Continue the book reviews below from their last sentence, keeping the same style.

══ Text section

With a world-changing discovery within his grasp, he must stay alive long enough to complete his mission.
This standalone thriller was inspired by a real phone call made to author Peter James 29 years ago, planting a seed that has become his most ambitious book to date.
Fast-paced and highly enjoyable, Absolute Proof has enough twists to keep the reader gripped for its 550 pages as well as making you think about some of the big questions of existence as you race to a surprising, satisfying ending.
PARIS IN THE DARK HHHH by Robert Olen Butler No Exit Press, £11.99
WITH the First World War raging across Europe in the autumn of 1915, US President Woodrow Wilson has kept Americans out of the trenches. But this has not stopped brave young men and women from the States crossing the Atlantic to volunteer at the front as ambulance drivers. Christopher Marlowe Cobb, known as Kit, is a newspaper reporter from Chicago who doubles as an undercover agent for the US government.
When he is sent to Paris to write about the American ambulance drivers, he looks forward to putting his spy persona aside for a while, especially after meeting striking American nurse Louise Pickering.

════
══ Material provided

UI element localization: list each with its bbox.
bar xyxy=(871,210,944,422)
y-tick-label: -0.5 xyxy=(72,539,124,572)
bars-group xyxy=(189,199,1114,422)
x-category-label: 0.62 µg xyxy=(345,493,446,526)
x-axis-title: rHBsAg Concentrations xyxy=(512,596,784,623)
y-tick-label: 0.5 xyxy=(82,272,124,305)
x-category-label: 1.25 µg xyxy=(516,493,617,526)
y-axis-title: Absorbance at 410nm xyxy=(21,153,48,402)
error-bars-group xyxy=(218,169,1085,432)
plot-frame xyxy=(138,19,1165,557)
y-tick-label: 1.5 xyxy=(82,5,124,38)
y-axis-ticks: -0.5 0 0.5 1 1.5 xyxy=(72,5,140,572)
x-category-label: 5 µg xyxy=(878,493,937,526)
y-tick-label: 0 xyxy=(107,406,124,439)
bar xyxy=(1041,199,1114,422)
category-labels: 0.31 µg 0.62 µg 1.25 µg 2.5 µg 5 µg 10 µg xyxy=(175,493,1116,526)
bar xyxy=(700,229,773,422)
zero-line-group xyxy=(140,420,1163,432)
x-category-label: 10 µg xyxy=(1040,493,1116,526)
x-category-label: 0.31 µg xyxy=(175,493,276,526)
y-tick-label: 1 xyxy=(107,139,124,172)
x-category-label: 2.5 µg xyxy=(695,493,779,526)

════
══ Material provided

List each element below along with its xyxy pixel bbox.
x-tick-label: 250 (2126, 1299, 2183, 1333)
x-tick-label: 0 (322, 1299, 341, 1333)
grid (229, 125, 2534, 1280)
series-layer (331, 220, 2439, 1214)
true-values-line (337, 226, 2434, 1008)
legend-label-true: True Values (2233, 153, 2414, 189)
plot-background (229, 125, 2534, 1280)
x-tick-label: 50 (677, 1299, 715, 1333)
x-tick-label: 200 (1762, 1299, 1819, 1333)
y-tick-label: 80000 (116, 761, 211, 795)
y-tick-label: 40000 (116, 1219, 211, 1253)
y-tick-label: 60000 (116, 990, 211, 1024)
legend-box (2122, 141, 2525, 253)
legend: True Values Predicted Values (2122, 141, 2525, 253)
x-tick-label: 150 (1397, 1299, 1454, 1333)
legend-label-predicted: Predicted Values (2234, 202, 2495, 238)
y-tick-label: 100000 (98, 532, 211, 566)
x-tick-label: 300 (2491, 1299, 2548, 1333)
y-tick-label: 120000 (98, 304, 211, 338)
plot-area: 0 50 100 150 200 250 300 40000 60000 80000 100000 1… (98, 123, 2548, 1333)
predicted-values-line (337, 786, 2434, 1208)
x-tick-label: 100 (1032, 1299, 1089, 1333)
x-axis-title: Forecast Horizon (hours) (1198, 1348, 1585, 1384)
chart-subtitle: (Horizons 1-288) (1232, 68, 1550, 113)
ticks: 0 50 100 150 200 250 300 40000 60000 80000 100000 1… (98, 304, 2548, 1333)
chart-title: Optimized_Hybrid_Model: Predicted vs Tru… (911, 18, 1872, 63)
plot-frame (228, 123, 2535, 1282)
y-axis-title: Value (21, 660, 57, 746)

════
══ Material provided

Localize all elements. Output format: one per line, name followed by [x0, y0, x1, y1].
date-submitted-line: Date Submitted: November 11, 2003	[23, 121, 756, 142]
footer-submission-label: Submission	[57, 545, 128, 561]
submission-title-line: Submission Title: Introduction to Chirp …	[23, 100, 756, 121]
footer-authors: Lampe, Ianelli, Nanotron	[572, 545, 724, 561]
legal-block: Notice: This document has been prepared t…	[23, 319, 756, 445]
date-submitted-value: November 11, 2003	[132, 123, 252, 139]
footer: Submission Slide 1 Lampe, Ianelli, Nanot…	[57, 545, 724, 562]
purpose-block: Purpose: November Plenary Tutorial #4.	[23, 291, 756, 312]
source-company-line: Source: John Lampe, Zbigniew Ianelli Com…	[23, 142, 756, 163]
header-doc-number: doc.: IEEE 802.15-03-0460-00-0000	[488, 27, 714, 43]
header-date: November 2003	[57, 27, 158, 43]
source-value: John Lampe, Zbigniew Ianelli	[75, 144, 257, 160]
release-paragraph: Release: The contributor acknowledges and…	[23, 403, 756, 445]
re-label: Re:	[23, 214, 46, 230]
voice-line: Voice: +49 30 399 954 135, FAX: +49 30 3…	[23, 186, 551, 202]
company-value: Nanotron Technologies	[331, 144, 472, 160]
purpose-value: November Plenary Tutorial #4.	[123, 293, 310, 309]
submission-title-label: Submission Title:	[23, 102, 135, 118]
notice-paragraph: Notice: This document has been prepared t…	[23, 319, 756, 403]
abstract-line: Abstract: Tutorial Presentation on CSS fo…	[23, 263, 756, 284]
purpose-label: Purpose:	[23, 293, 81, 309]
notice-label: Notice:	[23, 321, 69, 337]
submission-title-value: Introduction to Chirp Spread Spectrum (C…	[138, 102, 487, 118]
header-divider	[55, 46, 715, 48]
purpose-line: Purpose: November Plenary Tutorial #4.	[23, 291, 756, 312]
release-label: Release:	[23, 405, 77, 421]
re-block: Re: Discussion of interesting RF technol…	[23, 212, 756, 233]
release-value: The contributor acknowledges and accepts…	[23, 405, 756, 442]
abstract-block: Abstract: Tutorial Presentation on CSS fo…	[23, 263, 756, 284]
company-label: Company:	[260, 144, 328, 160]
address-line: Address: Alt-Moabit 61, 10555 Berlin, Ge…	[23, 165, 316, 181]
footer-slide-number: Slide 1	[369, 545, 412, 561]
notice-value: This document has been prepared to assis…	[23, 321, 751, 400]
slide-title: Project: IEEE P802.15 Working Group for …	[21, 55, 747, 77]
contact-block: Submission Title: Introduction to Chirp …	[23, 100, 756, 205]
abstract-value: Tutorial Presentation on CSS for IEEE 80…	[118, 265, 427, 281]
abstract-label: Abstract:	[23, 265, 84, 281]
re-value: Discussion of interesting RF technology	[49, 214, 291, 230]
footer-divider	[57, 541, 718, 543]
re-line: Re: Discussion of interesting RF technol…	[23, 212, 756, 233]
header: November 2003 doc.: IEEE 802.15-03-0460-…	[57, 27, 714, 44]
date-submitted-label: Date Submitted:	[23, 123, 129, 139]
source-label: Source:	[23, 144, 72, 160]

════

> Answer for the task
But then a series of bombs explode at night in Paris to terrorise civilians. So Kit’s intelligence handler James Polk Trask gives him a new mission to find and eliminate the culprit before French morale is badly damaged.
Juggling two personas and a new relationship, Kit must go to the Western Front then back to the French capital to prevent a monstrosity with global implications.
The fourth instalment in the Kit Cobb series plunges the reader into war-torn Paris at a time when the French authorities feared suburban refugee camps provided cover for German agitators.
Pulitzer Prize winner Olen Butler uses this social tinder box to create a riveting thriller with impressively well-developed characters and such rich historical detail that is hard to put down. It builds to a finale with a suitably big bang.